● What to work on: Below is a listing to write out in full, exactly as given, without its pictures.

● Rows:
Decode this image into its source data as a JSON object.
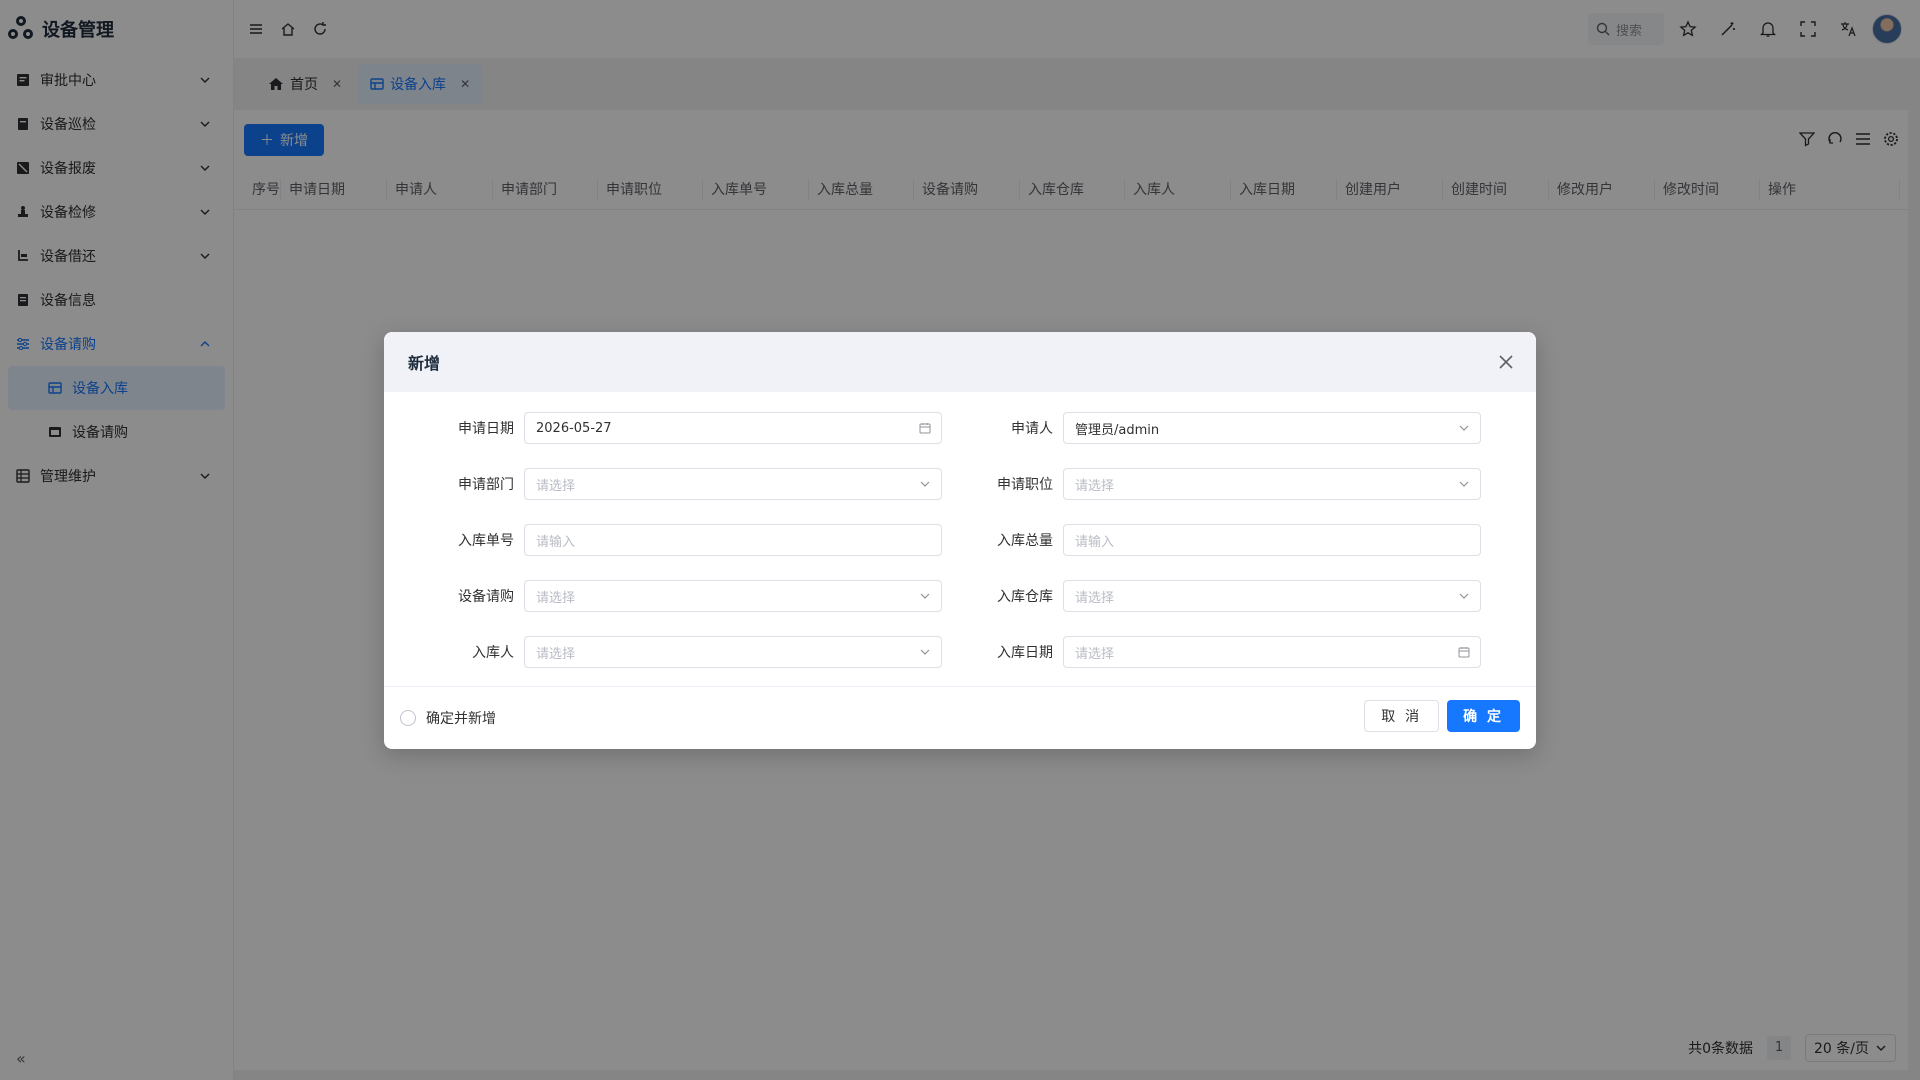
{
  "app": {
    "title": "设备管理"
  },
  "sidebar": {
    "items": [
      {
        "label": "审批中心",
        "icon": "approval-icon",
        "expandable": true
      },
      {
        "label": "设备巡检",
        "icon": "inspection-icon",
        "expandable": true
      },
      {
        "label": "设备报废",
        "icon": "scrap-icon",
        "expandable": true
      },
      {
        "label": "设备检修",
        "icon": "repair-icon",
        "expandable": true
      },
      {
        "label": "设备借还",
        "icon": "borrow-icon",
        "expandable": true
      },
      {
        "label": "设备信息",
        "icon": "info-icon",
        "expandable": false
      },
      {
        "label": "设备请购",
        "icon": "purchase-icon",
        "expandable": true,
        "open": true
      },
      {
        "label": "管理维护",
        "icon": "maintenance-icon",
        "expandable": true
      }
    ],
    "sub_items": [
      {
        "label": "设备入库",
        "active": true
      },
      {
        "label": "设备请购",
        "active": false
      }
    ]
  },
  "topbar": {
    "search_label": "搜索"
  },
  "tabs": [
    {
      "label": "首页",
      "active": false
    },
    {
      "label": "设备入库",
      "active": true
    }
  ],
  "toolbar": {
    "add_label": "新增"
  },
  "table": {
    "columns": [
      "序号",
      "申请日期",
      "申请人",
      "申请部门",
      "申请职位",
      "入库单号",
      "入库总量",
      "设备请购",
      "入库仓库",
      "入库人",
      "入库日期",
      "创建用户",
      "创建时间",
      "修改用户",
      "修改时间",
      "操作"
    ]
  },
  "pager": {
    "total_text": "共0条数据",
    "page": "1",
    "page_size": "20 条/页"
  },
  "modal": {
    "title": "新增",
    "fields": [
      {
        "label": "申请日期",
        "value": "2026-05-27",
        "placeholder": "",
        "type": "date"
      },
      {
        "label": "申请人",
        "value": "管理员/admin",
        "placeholder": "",
        "type": "select"
      },
      {
        "label": "申请部门",
        "value": "",
        "placeholder": "请选择",
        "type": "select"
      },
      {
        "label": "申请职位",
        "value": "",
        "placeholder": "请选择",
        "type": "select"
      },
      {
        "label": "入库单号",
        "value": "",
        "placeholder": "请输入",
        "type": "input"
      },
      {
        "label": "入库总量",
        "value": "",
        "placeholder": "请输入",
        "type": "input"
      },
      {
        "label": "设备请购",
        "value": "",
        "placeholder": "请选择",
        "type": "select"
      },
      {
        "label": "入库仓库",
        "value": "",
        "placeholder": "请选择",
        "type": "select"
      },
      {
        "label": "入库人",
        "value": "",
        "placeholder": "请选择",
        "type": "select"
      },
      {
        "label": "入库日期",
        "value": "",
        "placeholder": "请选择",
        "type": "date"
      }
    ],
    "checkbox_label": "确定并新增",
    "cancel_label": "取 消",
    "confirm_label": "确 定"
  },
  "colors": {
    "primary": "#1677ff",
    "mask": "rgba(0,0,0,0.45)"
  }
}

● Output:
Decode this image into its source data as a JSON object.
{
  "app": {
    "title": "设备管理"
  },
  "sidebar": {
    "items": [
      {
        "label": "审批中心",
        "icon": "approval-icon",
        "expandable": true
      },
      {
        "label": "设备巡检",
        "icon": "inspection-icon",
        "expandable": true
      },
      {
        "label": "设备报废",
        "icon": "scrap-icon",
        "expandable": true
      },
      {
        "label": "设备检修",
        "icon": "repair-icon",
        "expandable": true
      },
      {
        "label": "设备借还",
        "icon": "borrow-icon",
        "expandable": true
      },
      {
        "label": "设备信息",
        "icon": "info-icon",
        "expandable": false
      },
      {
        "label": "设备请购",
        "icon": "purchase-icon",
        "expandable": true,
        "open": true
      },
      {
        "label": "管理维护",
        "icon": "maintenance-icon",
        "expandable": true
      }
    ],
    "sub_items": [
      {
        "label": "设备入库",
        "active": true
      },
      {
        "label": "设备请购",
        "active": false
      }
    ]
  },
  "topbar": {
    "search_label": "搜索"
  },
  "tabs": [
    {
      "label": "首页",
      "active": false
    },
    {
      "label": "设备入库",
      "active": true
    }
  ],
  "toolbar": {
    "add_label": "新增"
  },
  "table": {
    "columns": [
      "序号",
      "申请日期",
      "申请人",
      "申请部门",
      "申请职位",
      "入库单号",
      "入库总量",
      "设备请购",
      "入库仓库",
      "入库人",
      "入库日期",
      "创建用户",
      "创建时间",
      "修改用户",
      "修改时间",
      "操作"
    ]
  },
  "pager": {
    "total_text": "共0条数据",
    "page": "1",
    "page_size": "20 条/页"
  },
  "modal": {
    "title": "新增",
    "fields": [
      {
        "label": "申请日期",
        "value": "2026-05-27",
        "placeholder": "",
        "type": "date"
      },
      {
        "label": "申请人",
        "value": "管理员/admin",
        "placeholder": "",
        "type": "select"
      },
      {
        "label": "申请部门",
        "value": "",
        "placeholder": "请选择",
        "type": "select"
      },
      {
        "label": "申请职位",
        "value": "",
        "placeholder": "请选择",
        "type": "select"
      },
      {
        "label": "入库单号",
        "value": "",
        "placeholder": "请输入",
        "type": "input"
      },
      {
        "label": "入库总量",
        "value": "",
        "placeholder": "请输入",
        "type": "input"
      },
      {
        "label": "设备请购",
        "value": "",
        "placeholder": "请选择",
        "type": "select"
      },
      {
        "label": "入库仓库",
        "value": "",
        "placeholder": "请选择",
        "type": "select"
      },
      {
        "label": "入库人",
        "value": "",
        "placeholder": "请选择",
        "type": "select"
      },
      {
        "label": "入库日期",
        "value": "",
        "placeholder": "请选择",
        "type": "date"
      }
    ],
    "checkbox_label": "确定并新增",
    "cancel_label": "取 消",
    "confirm_label": "确 定"
  },
  "colors": {
    "primary": "#1677ff",
    "mask": "rgba(0,0,0,0.45)"
  }
}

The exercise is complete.